ABOUT THIS EXERCISE
The following entries should be restated word for word, pictures excluded.

EXERCISE DATA
╭──
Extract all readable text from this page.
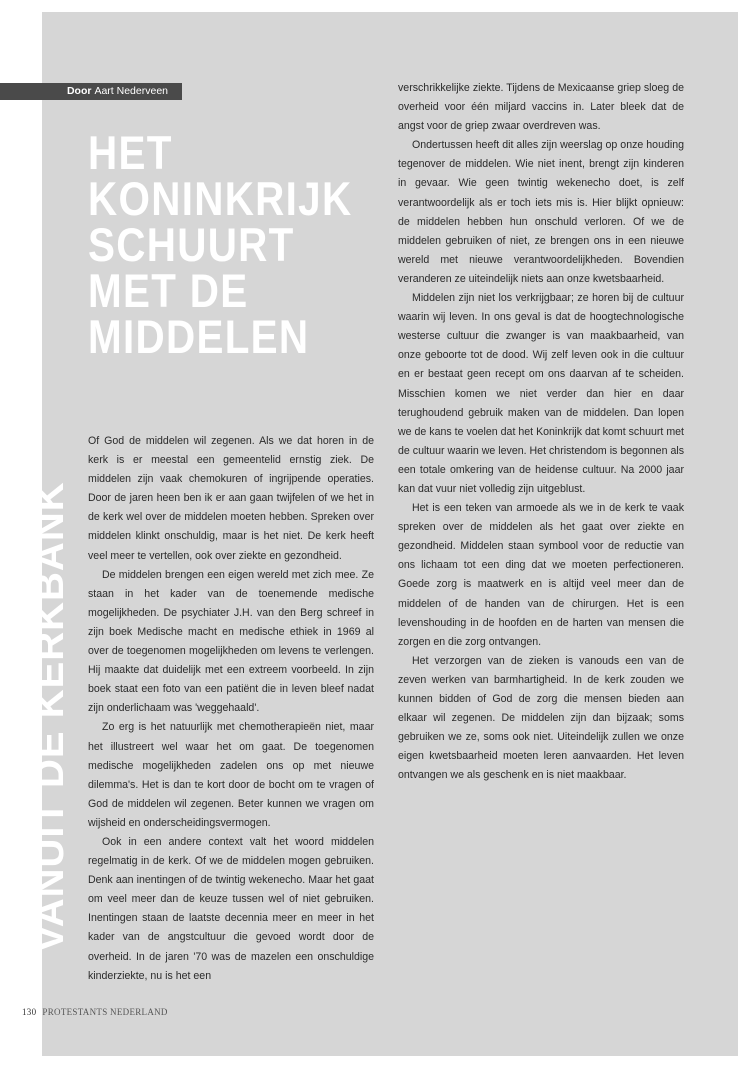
Door Aart Nederveen
HET
KONINKRIJK
SCHUURT
MET DE
MIDDELEN
VANUIT DE KERKBANK

Of God de middelen wil zegenen. Als we dat horen in de kerk is er meestal een gemeentelid ernstig ziek. De middelen zijn vaak chemokuren of ingrijpende operaties. Door de jaren heen ben ik er aan gaan twijfelen of we het in de kerk wel over de middelen moeten hebben. Spreken over middelen klinkt onschuldig, maar is het niet. De kerk heeft veel meer te vertellen, ook over ziekte en gezondheid.

De middelen brengen een eigen wereld met zich mee. Ze staan in het kader van de toenemende medische mogelijkheden. De psychiater J.H. van den Berg schreef in zijn boek Medische macht en medische ethiek in 1969 al over de toegenomen mogelijkheden om levens te verlengen. Hij maakte dat duidelijk met een extreem voorbeeld. In zijn boek staat een foto van een patiënt die in leven bleef nadat zijn onderlichaam was 'weggehaald'.

Zo erg is het natuurlijk met chemotherapieën niet, maar het illustreert wel waar het om gaat. De toegenomen medische mogelijkheden zadelen ons op met nieuwe dilemma's. Het is dan te kort door de bocht om te vragen of God de middelen wil zegenen. Beter kunnen we vragen om wijsheid en onderscheidingsvermogen.

Ook in een andere context valt het woord middelen regelmatig in de kerk. Of we de middelen mogen gebruiken. Denk aan inentingen of de twintig wekenecho. Maar het gaat om veel meer dan de keuze tussen wel of niet gebruiken. Inentingen staan de laatste decennia meer en meer in het kader van de angstcultuur die gevoed wordt door de overheid. In de jaren '70 was de mazelen een onschuldige kinderziekte, nu is het een

verschrikkelijke ziekte. Tijdens de Mexicaanse griep sloeg de overheid voor één miljard vaccins in. Later bleek dat de angst voor de griep zwaar overdreven was.

Ondertussen heeft dit alles zijn weerslag op onze houding tegenover de middelen. Wie niet inent, brengt zijn kinderen in gevaar. Wie geen twintig wekenecho doet, is zelf verantwoordelijk als er toch iets mis is. Hier blijkt opnieuw: de middelen hebben hun onschuld verloren. Of we de middelen gebruiken of niet, ze brengen ons in een nieuwe wereld met nieuwe verantwoordelijkheden. Bovendien veranderen ze uiteindelijk niets aan onze kwetsbaarheid.

Middelen zijn niet los verkrijgbaar; ze horen bij de cultuur waarin wij leven. In ons geval is dat de hoogtechnologische westerse cultuur die zwanger is van maakbaarheid, van onze geboorte tot de dood. Wij zelf leven ook in die cultuur en er bestaat geen recept om ons daarvan af te scheiden. Misschien komen we niet verder dan hier en daar terughoudend gebruik maken van de middelen. Dan lopen we de kans te voelen dat het Koninkrijk dat komt schuurt met de cultuur waarin we leven. Het christendom is begonnen als een totale omkering van de heidense cultuur. Na 2000 jaar kan dat vuur niet volledig zijn uitgeblust.

Het is een teken van armoede als we in de kerk te vaak spreken over de middelen als het gaat over ziekte en gezondheid. Middelen staan symbool voor de reductie van ons lichaam tot een ding dat we moeten perfectioneren. Goede zorg is maatwerk en is altijd veel meer dan de middelen of de handen van de chirurgen. Het is een levenshouding in de hoofden en de harten van mensen die zorgen en die zorg ontvangen.

Het verzorgen van de zieken is vanouds een van de zeven werken van barmhartigheid. In de kerk zouden we kunnen bidden of God de zorg die mensen bieden aan elkaar wil zegenen. De middelen zijn dan bijzaak; soms gebruiken we ze, soms ook niet. Uiteindelijk zullen we onze eigen kwetsbaarheid moeten leren aanvaarden. Het leven ontvangen we als geschenk en is niet maakbaar.

130 PROTESTANTS NEDERLAND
╰──
SOLUTION TO THIS TASK
Extract all readable text from this page.
Door Aart Nederveen
HET
KONINKRIJK
SCHUURT
MET DE
MIDDELEN
VANUIT DE KERKBANK

Of God de middelen wil zegenen. Als we dat horen in de kerk is er meestal een gemeentelid ernstig ziek. De middelen zijn vaak chemokuren of ingrijpende operaties. Door de jaren heen ben ik er aan gaan twijfelen of we het in de kerk wel over de middelen moeten hebben. Spreken over middelen klinkt onschuldig, maar is het niet. De kerk heeft veel meer te vertellen, ook over ziekte en gezondheid.

De middelen brengen een eigen wereld met zich mee. Ze staan in het kader van de toenemende medische mogelijkheden. De psychiater J.H. van den Berg schreef in zijn boek Medische macht en medische ethiek in 1969 al over de toegenomen mogelijkheden om levens te verlengen. Hij maakte dat duidelijk met een extreem voorbeeld. In zijn boek staat een foto van een patiënt die in leven bleef nadat zijn onderlichaam was 'weggehaald'.

Zo erg is het natuurlijk met chemotherapieën niet, maar het illustreert wel waar het om gaat. De toegenomen medische mogelijkheden zadelen ons op met nieuwe dilemma's. Het is dan te kort door de bocht om te vragen of God de middelen wil zegenen. Beter kunnen we vragen om wijsheid en onderscheidingsvermogen.

Ook in een andere context valt het woord middelen regelmatig in de kerk. Of we de middelen mogen gebruiken. Denk aan inentingen of de twintig wekenecho. Maar het gaat om veel meer dan de keuze tussen wel of niet gebruiken. Inentingen staan de laatste decennia meer en meer in het kader van de angstcultuur die gevoed wordt door de overheid. In de jaren '70 was de mazelen een onschuldige kinderziekte, nu is het een

verschrikkelijke ziekte. Tijdens de Mexicaanse griep sloeg de overheid voor één miljard vaccins in. Later bleek dat de angst voor de griep zwaar overdreven was.

Ondertussen heeft dit alles zijn weerslag op onze houding tegenover de middelen. Wie niet inent, brengt zijn kinderen in gevaar. Wie geen twintig wekenecho doet, is zelf verantwoordelijk als er toch iets mis is. Hier blijkt opnieuw: de middelen hebben hun onschuld verloren. Of we de middelen gebruiken of niet, ze brengen ons in een nieuwe wereld met nieuwe verantwoordelijkheden. Bovendien veranderen ze uiteindelijk niets aan onze kwetsbaarheid.

Middelen zijn niet los verkrijgbaar; ze horen bij de cultuur waarin wij leven. In ons geval is dat de hoogtechnologische westerse cultuur die zwanger is van maakbaarheid, van onze geboorte tot de dood. Wij zelf leven ook in die cultuur en er bestaat geen recept om ons daarvan af te scheiden. Misschien komen we niet verder dan hier en daar terughoudend gebruik maken van de middelen. Dan lopen we de kans te voelen dat het Koninkrijk dat komt schuurt met de cultuur waarin we leven. Het christendom is begonnen als een totale omkering van de heidense cultuur. Na 2000 jaar kan dat vuur niet volledig zijn uitgeblust.

Het is een teken van armoede als we in de kerk te vaak spreken over de middelen als het gaat over ziekte en gezondheid. Middelen staan symbool voor de reductie van ons lichaam tot een ding dat we moeten perfectioneren. Goede zorg is maatwerk en is altijd veel meer dan de middelen of de handen van de chirurgen. Het is een levenshouding in de hoofden en de harten van mensen die zorgen en die zorg ontvangen.

Het verzorgen van de zieken is vanouds een van de zeven werken van barmhartigheid. In de kerk zouden we kunnen bidden of God de zorg die mensen bieden aan elkaar wil zegenen. De middelen zijn dan bijzaak; soms gebruiken we ze, soms ook niet. Uiteindelijk zullen we onze eigen kwetsbaarheid moeten leren aanvaarden. Het leven ontvangen we als geschenk en is niet maakbaar.

130 PROTESTANTS NEDERLAND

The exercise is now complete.